-------- Data extract
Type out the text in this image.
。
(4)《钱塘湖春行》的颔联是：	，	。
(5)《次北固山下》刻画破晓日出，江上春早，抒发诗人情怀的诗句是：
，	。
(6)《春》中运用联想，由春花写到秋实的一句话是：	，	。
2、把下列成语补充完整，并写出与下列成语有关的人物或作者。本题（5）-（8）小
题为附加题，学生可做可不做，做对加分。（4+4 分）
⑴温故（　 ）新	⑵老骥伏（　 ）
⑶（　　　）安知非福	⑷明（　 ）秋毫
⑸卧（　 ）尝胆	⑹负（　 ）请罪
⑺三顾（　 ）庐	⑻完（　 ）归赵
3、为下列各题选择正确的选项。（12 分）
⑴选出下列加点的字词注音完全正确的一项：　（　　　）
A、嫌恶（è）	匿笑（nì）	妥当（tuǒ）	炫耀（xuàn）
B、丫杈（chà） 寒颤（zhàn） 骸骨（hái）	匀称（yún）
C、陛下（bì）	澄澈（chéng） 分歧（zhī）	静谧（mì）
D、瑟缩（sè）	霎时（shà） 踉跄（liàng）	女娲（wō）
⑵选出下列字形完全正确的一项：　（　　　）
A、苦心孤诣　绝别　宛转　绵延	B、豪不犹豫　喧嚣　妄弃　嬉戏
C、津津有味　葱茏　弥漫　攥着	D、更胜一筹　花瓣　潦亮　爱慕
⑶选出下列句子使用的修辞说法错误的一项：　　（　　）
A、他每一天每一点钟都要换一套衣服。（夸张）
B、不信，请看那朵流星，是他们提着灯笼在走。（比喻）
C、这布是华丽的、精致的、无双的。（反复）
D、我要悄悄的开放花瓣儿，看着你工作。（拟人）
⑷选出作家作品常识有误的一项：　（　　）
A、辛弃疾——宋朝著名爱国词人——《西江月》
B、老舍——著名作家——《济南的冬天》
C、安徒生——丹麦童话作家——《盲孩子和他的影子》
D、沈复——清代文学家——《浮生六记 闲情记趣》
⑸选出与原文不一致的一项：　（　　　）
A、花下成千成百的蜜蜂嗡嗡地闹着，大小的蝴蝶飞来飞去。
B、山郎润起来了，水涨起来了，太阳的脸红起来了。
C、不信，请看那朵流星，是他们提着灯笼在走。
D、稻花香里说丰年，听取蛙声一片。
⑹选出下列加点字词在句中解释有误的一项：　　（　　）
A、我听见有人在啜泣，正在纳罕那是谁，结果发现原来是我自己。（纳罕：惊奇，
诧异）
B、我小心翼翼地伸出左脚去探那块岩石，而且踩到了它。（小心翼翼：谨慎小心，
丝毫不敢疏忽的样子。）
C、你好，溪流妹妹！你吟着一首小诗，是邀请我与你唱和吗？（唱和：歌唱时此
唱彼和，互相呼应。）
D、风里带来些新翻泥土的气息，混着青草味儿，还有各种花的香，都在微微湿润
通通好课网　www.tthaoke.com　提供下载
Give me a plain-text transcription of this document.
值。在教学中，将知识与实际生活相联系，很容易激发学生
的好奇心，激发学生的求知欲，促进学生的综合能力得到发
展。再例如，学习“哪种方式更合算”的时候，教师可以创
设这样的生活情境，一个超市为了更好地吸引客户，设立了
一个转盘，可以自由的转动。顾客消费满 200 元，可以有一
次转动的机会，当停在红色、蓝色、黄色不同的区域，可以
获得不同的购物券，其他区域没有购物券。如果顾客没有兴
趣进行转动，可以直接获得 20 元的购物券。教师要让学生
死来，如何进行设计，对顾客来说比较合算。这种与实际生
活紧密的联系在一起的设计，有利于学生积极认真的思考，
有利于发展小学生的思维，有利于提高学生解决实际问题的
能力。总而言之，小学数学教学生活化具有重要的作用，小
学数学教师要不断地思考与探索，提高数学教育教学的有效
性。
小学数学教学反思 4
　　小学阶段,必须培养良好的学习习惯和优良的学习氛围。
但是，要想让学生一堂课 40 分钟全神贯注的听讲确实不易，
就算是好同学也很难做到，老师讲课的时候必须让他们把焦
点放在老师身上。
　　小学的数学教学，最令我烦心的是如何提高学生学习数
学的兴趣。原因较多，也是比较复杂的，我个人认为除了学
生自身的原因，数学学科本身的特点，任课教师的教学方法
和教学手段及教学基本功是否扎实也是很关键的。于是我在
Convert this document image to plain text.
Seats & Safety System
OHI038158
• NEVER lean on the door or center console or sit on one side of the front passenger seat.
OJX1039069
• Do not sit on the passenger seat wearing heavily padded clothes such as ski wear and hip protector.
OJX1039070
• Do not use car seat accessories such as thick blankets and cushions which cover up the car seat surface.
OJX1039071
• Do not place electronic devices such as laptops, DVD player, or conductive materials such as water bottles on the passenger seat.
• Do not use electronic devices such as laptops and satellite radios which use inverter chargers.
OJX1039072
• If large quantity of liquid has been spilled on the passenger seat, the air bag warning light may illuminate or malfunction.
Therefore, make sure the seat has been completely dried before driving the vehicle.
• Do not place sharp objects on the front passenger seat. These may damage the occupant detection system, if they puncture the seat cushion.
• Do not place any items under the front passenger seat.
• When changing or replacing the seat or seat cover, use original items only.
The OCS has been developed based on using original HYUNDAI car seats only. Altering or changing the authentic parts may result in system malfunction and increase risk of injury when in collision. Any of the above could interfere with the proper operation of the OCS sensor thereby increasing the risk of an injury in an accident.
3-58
----------------
◆ Written exercise ◆
A line counts if it holds the word "electronic". How many lines of the entries count? Give the number only.

◆ Output for this task ◆
2